- _PROBLEM_: Pull every line that holds the word "Cannot" from the entries.

- _DATA_:
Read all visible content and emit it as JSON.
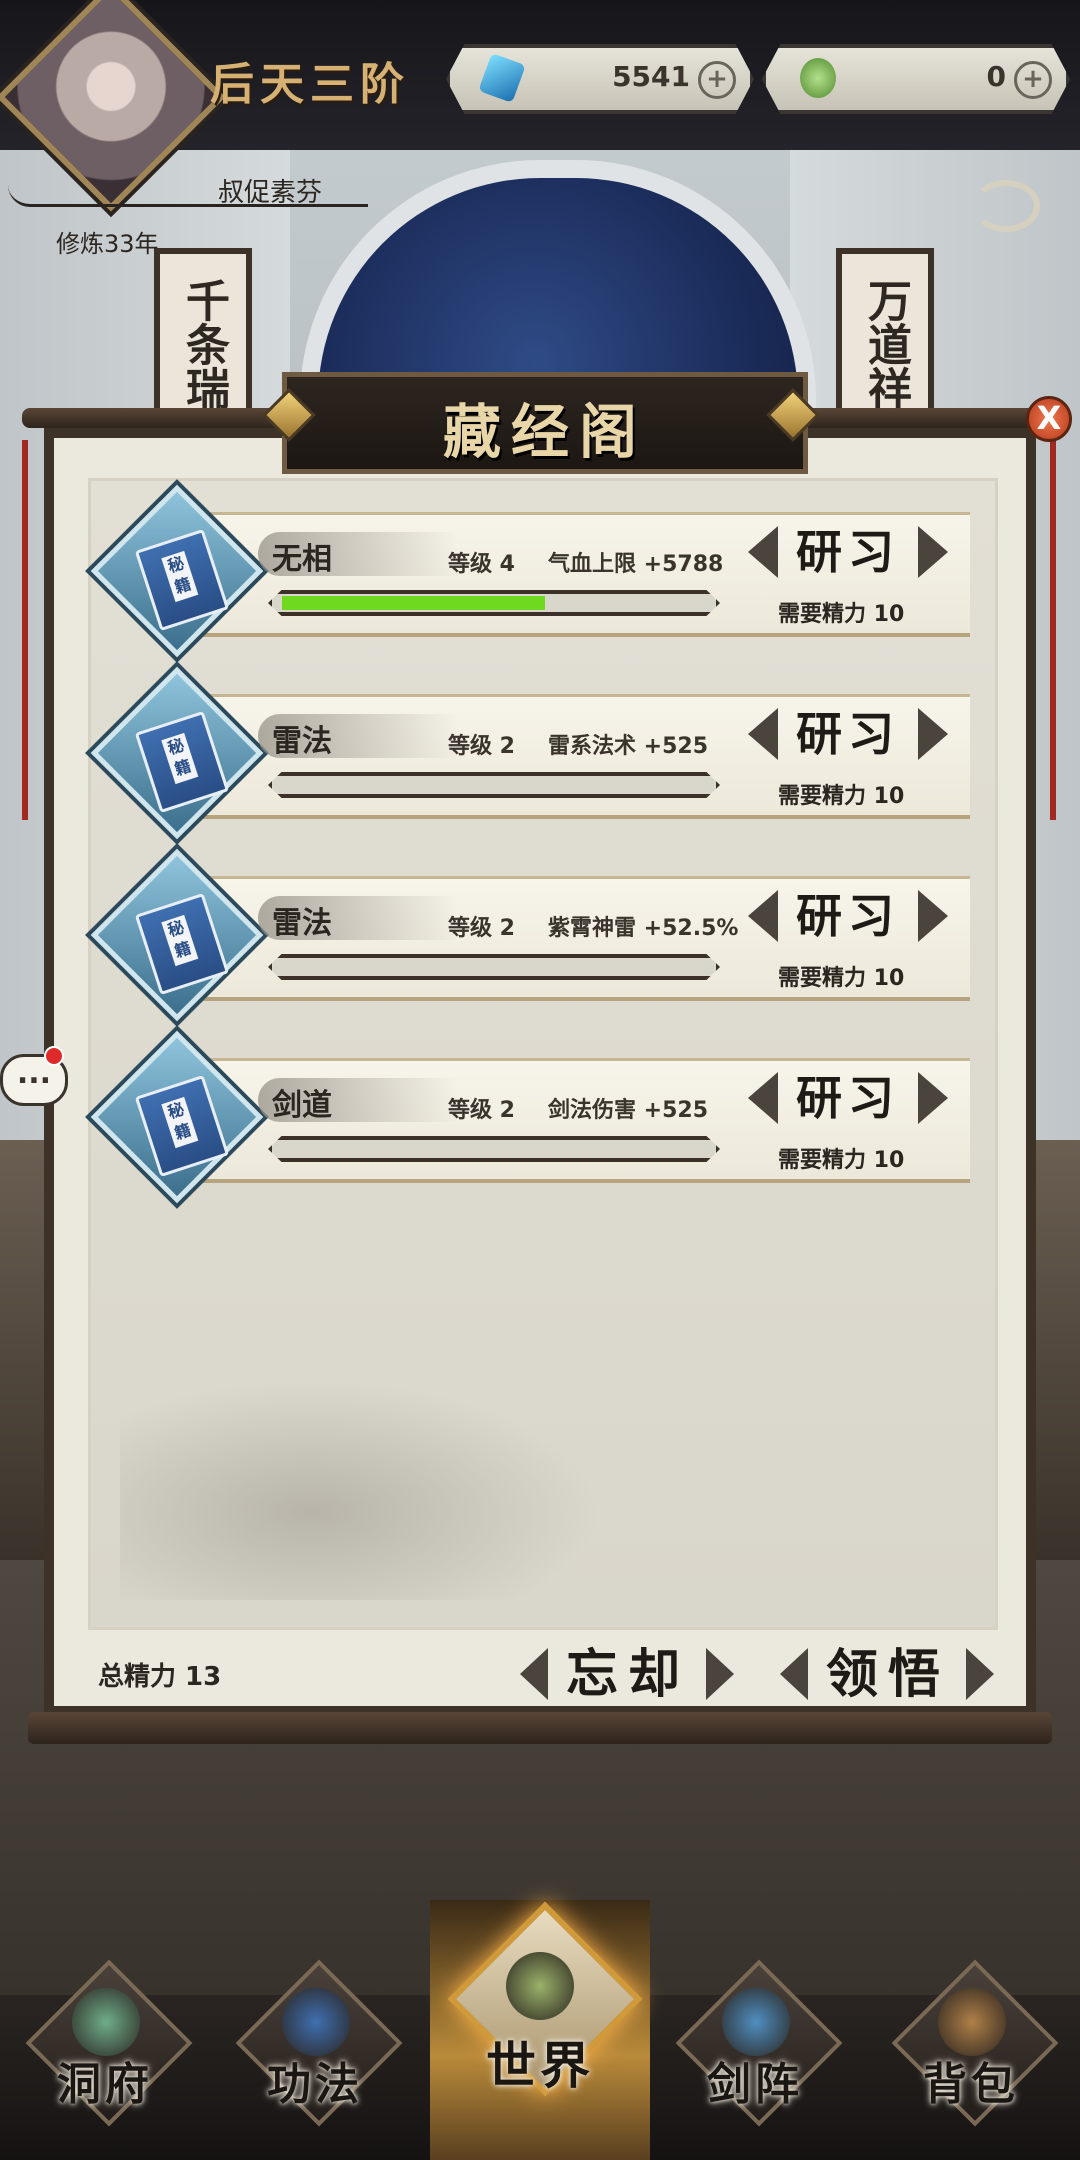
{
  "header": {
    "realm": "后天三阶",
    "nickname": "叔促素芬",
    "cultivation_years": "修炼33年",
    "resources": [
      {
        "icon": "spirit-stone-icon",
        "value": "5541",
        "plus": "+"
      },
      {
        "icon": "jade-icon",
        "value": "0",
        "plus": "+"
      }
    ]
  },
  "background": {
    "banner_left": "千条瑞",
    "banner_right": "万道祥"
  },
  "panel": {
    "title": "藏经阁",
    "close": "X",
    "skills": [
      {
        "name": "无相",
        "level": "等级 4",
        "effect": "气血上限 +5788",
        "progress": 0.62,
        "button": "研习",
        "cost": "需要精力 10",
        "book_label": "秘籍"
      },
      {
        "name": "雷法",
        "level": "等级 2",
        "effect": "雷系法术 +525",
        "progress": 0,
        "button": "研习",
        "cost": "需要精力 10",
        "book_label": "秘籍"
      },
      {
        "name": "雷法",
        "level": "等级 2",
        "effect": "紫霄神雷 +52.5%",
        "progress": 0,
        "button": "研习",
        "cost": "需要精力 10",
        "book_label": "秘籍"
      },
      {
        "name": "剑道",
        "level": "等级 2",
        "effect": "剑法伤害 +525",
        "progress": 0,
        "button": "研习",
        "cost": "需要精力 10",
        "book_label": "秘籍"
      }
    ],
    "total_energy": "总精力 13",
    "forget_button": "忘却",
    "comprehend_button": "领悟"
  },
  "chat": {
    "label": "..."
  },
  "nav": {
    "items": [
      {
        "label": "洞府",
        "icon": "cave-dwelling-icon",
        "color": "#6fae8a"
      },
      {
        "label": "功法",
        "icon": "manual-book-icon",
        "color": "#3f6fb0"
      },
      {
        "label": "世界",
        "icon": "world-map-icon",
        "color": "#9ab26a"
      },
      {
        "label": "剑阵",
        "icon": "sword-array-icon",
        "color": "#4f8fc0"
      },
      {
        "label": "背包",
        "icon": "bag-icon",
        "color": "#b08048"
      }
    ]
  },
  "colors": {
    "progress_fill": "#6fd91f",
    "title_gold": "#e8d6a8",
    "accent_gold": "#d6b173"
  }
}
---
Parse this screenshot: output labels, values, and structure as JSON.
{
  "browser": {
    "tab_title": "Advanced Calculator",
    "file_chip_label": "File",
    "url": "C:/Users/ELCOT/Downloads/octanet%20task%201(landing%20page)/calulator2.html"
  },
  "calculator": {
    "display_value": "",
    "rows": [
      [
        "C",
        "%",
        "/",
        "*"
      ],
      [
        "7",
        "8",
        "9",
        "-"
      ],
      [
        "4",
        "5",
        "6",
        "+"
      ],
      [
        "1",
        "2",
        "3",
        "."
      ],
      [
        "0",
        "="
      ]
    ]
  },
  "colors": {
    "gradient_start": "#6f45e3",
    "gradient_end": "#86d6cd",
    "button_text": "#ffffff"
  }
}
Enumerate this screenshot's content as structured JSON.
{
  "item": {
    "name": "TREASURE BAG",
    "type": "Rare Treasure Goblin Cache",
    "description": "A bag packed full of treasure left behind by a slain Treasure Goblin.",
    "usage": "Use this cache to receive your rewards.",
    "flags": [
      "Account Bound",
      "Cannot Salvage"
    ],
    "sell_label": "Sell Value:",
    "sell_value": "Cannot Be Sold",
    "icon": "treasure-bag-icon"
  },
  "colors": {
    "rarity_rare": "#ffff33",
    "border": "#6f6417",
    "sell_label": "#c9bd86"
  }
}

- _EXPECTED OUTPUT_:
      "Cannot Salvage"
    "sell_value": "Cannot Be Sold",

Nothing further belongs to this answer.